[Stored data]
%%

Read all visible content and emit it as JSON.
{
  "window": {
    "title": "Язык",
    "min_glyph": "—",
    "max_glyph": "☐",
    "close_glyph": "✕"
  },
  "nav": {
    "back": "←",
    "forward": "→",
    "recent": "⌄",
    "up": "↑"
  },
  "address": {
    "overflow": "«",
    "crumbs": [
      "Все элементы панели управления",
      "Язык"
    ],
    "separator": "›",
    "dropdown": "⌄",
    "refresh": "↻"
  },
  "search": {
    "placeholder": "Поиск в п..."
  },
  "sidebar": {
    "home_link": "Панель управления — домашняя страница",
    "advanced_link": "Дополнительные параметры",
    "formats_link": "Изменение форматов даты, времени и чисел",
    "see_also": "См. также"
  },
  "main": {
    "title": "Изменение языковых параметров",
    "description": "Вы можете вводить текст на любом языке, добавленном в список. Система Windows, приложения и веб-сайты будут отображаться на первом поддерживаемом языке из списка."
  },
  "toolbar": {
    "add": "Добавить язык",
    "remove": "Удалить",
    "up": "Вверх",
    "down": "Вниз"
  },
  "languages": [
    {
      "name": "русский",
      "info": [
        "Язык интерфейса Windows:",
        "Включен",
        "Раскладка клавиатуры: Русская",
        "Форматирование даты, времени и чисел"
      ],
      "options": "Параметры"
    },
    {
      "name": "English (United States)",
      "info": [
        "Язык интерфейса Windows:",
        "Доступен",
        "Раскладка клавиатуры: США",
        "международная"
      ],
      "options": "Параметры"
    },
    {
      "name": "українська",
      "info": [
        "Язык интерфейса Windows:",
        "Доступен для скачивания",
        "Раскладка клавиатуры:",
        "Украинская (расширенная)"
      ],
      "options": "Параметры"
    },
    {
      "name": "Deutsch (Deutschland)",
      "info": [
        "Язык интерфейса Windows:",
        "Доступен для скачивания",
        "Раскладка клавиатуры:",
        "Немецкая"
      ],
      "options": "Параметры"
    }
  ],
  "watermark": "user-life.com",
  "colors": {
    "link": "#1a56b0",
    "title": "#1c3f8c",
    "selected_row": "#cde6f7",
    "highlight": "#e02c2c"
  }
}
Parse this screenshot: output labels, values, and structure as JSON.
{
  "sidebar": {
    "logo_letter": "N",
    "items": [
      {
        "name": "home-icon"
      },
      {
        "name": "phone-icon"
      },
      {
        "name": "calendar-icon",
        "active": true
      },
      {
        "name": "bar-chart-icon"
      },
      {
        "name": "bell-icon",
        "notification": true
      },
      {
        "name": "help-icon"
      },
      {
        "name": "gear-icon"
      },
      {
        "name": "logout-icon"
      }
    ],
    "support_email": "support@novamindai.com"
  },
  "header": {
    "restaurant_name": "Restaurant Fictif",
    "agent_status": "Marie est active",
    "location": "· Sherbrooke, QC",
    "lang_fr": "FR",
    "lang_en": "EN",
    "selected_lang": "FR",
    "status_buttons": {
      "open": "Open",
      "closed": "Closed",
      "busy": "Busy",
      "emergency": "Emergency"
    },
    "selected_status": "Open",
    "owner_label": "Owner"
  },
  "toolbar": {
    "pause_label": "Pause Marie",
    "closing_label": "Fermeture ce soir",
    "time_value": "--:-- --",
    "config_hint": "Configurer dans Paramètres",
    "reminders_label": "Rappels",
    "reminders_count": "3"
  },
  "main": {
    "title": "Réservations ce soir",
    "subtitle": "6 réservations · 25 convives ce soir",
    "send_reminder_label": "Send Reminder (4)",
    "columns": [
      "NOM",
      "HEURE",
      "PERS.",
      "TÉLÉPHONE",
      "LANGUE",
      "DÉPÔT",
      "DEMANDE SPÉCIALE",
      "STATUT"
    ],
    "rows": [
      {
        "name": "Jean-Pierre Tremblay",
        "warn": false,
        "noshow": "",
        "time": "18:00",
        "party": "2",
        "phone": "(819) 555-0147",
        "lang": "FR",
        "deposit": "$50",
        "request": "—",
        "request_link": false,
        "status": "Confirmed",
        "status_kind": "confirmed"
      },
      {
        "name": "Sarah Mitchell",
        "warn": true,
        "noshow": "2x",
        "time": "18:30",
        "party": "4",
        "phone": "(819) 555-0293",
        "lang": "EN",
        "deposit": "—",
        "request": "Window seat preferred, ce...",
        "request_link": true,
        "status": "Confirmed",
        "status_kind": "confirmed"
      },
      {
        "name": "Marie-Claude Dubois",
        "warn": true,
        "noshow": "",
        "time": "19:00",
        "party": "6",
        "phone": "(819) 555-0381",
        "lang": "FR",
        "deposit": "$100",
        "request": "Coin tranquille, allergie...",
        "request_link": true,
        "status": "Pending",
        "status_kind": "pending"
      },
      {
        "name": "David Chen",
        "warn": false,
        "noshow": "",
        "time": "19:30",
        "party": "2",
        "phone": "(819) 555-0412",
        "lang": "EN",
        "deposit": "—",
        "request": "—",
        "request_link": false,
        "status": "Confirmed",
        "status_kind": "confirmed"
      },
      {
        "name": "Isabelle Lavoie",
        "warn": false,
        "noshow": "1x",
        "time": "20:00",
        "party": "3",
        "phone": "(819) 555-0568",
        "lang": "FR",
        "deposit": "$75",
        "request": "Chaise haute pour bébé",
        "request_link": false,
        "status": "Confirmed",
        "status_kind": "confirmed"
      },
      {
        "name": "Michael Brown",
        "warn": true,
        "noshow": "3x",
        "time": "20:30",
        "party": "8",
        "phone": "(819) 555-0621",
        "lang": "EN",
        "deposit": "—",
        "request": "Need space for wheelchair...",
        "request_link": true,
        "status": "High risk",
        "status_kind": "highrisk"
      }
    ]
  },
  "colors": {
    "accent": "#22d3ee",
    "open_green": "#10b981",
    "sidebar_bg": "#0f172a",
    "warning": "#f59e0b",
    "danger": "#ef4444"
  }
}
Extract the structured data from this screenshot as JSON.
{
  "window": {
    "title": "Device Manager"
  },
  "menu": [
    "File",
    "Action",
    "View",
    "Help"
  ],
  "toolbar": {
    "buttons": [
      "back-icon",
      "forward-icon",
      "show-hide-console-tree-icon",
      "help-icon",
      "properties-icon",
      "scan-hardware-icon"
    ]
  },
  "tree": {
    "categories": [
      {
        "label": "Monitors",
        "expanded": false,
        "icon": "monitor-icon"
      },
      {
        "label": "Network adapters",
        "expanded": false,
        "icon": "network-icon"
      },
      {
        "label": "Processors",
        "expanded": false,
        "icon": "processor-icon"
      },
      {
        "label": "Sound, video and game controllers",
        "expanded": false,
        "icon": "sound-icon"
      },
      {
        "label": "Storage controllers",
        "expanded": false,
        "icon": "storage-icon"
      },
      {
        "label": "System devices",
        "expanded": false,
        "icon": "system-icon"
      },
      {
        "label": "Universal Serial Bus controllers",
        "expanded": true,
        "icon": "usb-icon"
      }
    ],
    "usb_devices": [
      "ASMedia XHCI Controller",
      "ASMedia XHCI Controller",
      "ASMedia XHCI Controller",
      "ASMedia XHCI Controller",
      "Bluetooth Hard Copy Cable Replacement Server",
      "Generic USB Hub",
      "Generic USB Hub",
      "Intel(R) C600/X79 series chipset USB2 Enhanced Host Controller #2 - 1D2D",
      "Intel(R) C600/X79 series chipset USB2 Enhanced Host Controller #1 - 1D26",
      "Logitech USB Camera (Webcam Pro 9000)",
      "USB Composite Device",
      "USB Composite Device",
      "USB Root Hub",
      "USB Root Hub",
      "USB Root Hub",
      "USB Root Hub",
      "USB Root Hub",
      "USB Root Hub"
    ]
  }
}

%%

→ What the task asks
Write out every entry above, word for word.

→ Answer to this task
Read all visible content and emit it as JSON.
{
  "window": {
    "title": "Язык",
    "min_glyph": "—",
    "max_glyph": "☐",
    "close_glyph": "✕"
  },
  "nav": {
    "back": "←",
    "forward": "→",
    "recent": "⌄",
    "up": "↑"
  },
  "address": {
    "overflow": "«",
    "crumbs": [
      "Все элементы панели управления",
      "Язык"
    ],
    "separator": "›",
    "dropdown": "⌄",
    "refresh": "↻"
  },
  "search": {
    "placeholder": "Поиск в п..."
  },
  "sidebar": {
    "home_link": "Панель управления — домашняя страница",
    "advanced_link": "Дополнительные параметры",
    "formats_link": "Изменение форматов даты, времени и чисел",
    "see_also": "См. также"
  },
  "main": {
    "title": "Изменение языковых параметров",
    "description": "Вы можете вводить текст на любом языке, добавленном в список. Система Windows, приложения и веб-сайты будут отображаться на первом поддерживаемом языке из списка."
  },
  "toolbar": {
    "add": "Добавить язык",
    "remove": "Удалить",
    "up": "Вверх",
    "down": "Вниз"
  },
  "languages": [
    {
      "name": "русский",
      "info": [
        "Язык интерфейса Windows:",
        "Включен",
        "Раскладка клавиатуры: Русская",
        "Форматирование даты, времени и чисел"
      ],
      "options": "Параметры"
    },
    {
      "name": "English (United States)",
      "info": [
        "Язык интерфейса Windows:",
        "Доступен",
        "Раскладка клавиатуры: США",
        "международная"
      ],
      "options": "Параметры"
    },
    {
      "name": "українська",
      "info": [
        "Язык интерфейса Windows:",
        "Доступен для скачивания",
        "Раскладка клавиатуры:",
        "Украинская (расширенная)"
      ],
      "options": "Параметры"
    },
    {
      "name": "Deutsch (Deutschland)",
      "info": [
        "Язык интерфейса Windows:",
        "Доступен для скачивания",
        "Раскладка клавиатуры:",
        "Немецкая"
      ],
      "options": "Параметры"
    }
  ],
  "watermark": "user-life.com",
  "colors": {
    "link": "#1a56b0",
    "title": "#1c3f8c",
    "selected_row": "#cde6f7",
    "highlight": "#e02c2c"
  }
}
Parse this screenshot: output labels, values, and structure as JSON.
{
  "sidebar": {
    "logo_letter": "N",
    "items": [
      {
        "name": "home-icon"
      },
      {
        "name": "phone-icon"
      },
      {
        "name": "calendar-icon",
        "active": true
      },
      {
        "name": "bar-chart-icon"
      },
      {
        "name": "bell-icon",
        "notification": true
      },
      {
        "name": "help-icon"
      },
      {
        "name": "gear-icon"
      },
      {
        "name": "logout-icon"
      }
    ],
    "support_email": "support@novamindai.com"
  },
  "header": {
    "restaurant_name": "Restaurant Fictif",
    "agent_status": "Marie est active",
    "location": "· Sherbrooke, QC",
    "lang_fr": "FR",
    "lang_en": "EN",
    "selected_lang": "FR",
    "status_buttons": {
      "open": "Open",
      "closed": "Closed",
      "busy": "Busy",
      "emergency": "Emergency"
    },
    "selected_status": "Open",
    "owner_label": "Owner"
  },
  "toolbar": {
    "pause_label": "Pause Marie",
    "closing_label": "Fermeture ce soir",
    "time_value": "--:-- --",
    "config_hint": "Configurer dans Paramètres",
    "reminders_label": "Rappels",
    "reminders_count": "3"
  },
  "main": {
    "title": "Réservations ce soir",
    "subtitle": "6 réservations · 25 convives ce soir",
    "send_reminder_label": "Send Reminder (4)",
    "columns": [
      "NOM",
      "HEURE",
      "PERS.",
      "TÉLÉPHONE",
      "LANGUE",
      "DÉPÔT",
      "DEMANDE SPÉCIALE",
      "STATUT"
    ],
    "rows": [
      {
        "name": "Jean-Pierre Tremblay",
        "warn": false,
        "noshow": "",
        "time": "18:00",
        "party": "2",
        "phone": "(819) 555-0147",
        "lang": "FR",
        "deposit": "$50",
        "request": "—",
        "request_link": false,
        "status": "Confirmed",
        "status_kind": "confirmed"
      },
      {
        "name": "Sarah Mitchell",
        "warn": true,
        "noshow": "2x",
        "time": "18:30",
        "party": "4",
        "phone": "(819) 555-0293",
        "lang": "EN",
        "deposit": "—",
        "request": "Window seat preferred, ce...",
        "request_link": true,
        "status": "Confirmed",
        "status_kind": "confirmed"
      },
      {
        "name": "Marie-Claude Dubois",
        "warn": true,
        "noshow": "",
        "time": "19:00",
        "party": "6",
        "phone": "(819) 555-0381",
        "lang": "FR",
        "deposit": "$100",
        "request": "Coin tranquille, allergie...",
        "request_link": true,
        "status": "Pending",
        "status_kind": "pending"
      },
      {
        "name": "David Chen",
        "warn": false,
        "noshow": "",
        "time": "19:30",
        "party": "2",
        "phone": "(819) 555-0412",
        "lang": "EN",
        "deposit": "—",
        "request": "—",
        "request_link": false,
        "status": "Confirmed",
        "status_kind": "confirmed"
      },
      {
        "name": "Isabelle Lavoie",
        "warn": false,
        "noshow": "1x",
        "time": "20:00",
        "party": "3",
        "phone": "(819) 555-0568",
        "lang": "FR",
        "deposit": "$75",
        "request": "Chaise haute pour bébé",
        "request_link": false,
        "status": "Confirmed",
        "status_kind": "confirmed"
      },
      {
        "name": "Michael Brown",
        "warn": true,
        "noshow": "3x",
        "time": "20:30",
        "party": "8",
        "phone": "(819) 555-0621",
        "lang": "EN",
        "deposit": "—",
        "request": "Need space for wheelchair...",
        "request_link": true,
        "status": "High risk",
        "status_kind": "highrisk"
      }
    ]
  },
  "colors": {
    "accent": "#22d3ee",
    "open_green": "#10b981",
    "sidebar_bg": "#0f172a",
    "warning": "#f59e0b",
    "danger": "#ef4444"
  }
}
Extract the structured data from this screenshot as JSON.
{
  "window": {
    "title": "Device Manager"
  },
  "menu": [
    "File",
    "Action",
    "View",
    "Help"
  ],
  "toolbar": {
    "buttons": [
      "back-icon",
      "forward-icon",
      "show-hide-console-tree-icon",
      "help-icon",
      "properties-icon",
      "scan-hardware-icon"
    ]
  },
  "tree": {
    "categories": [
      {
        "label": "Monitors",
        "expanded": false,
        "icon": "monitor-icon"
      },
      {
        "label": "Network adapters",
        "expanded": false,
        "icon": "network-icon"
      },
      {
        "label": "Processors",
        "expanded": false,
        "icon": "processor-icon"
      },
      {
        "label": "Sound, video and game controllers",
        "expanded": false,
        "icon": "sound-icon"
      },
      {
        "label": "Storage controllers",
        "expanded": false,
        "icon": "storage-icon"
      },
      {
        "label": "System devices",
        "expanded": false,
        "icon": "system-icon"
      },
      {
        "label": "Universal Serial Bus controllers",
        "expanded": true,
        "icon": "usb-icon"
      }
    ],
    "usb_devices": [
      "ASMedia XHCI Controller",
      "ASMedia XHCI Controller",
      "ASMedia XHCI Controller",
      "ASMedia XHCI Controller",
      "Bluetooth Hard Copy Cable Replacement Server",
      "Generic USB Hub",
      "Generic USB Hub",
      "Intel(R) C600/X79 series chipset USB2 Enhanced Host Controller #2 - 1D2D",
      "Intel(R) C600/X79 series chipset USB2 Enhanced Host Controller #1 - 1D26",
      "Logitech USB Camera (Webcam Pro 9000)",
      "USB Composite Device",
      "USB Composite Device",
      "USB Root Hub",
      "USB Root Hub",
      "USB Root Hub",
      "USB Root Hub",
      "USB Root Hub",
      "USB Root Hub"
    ]
  }
}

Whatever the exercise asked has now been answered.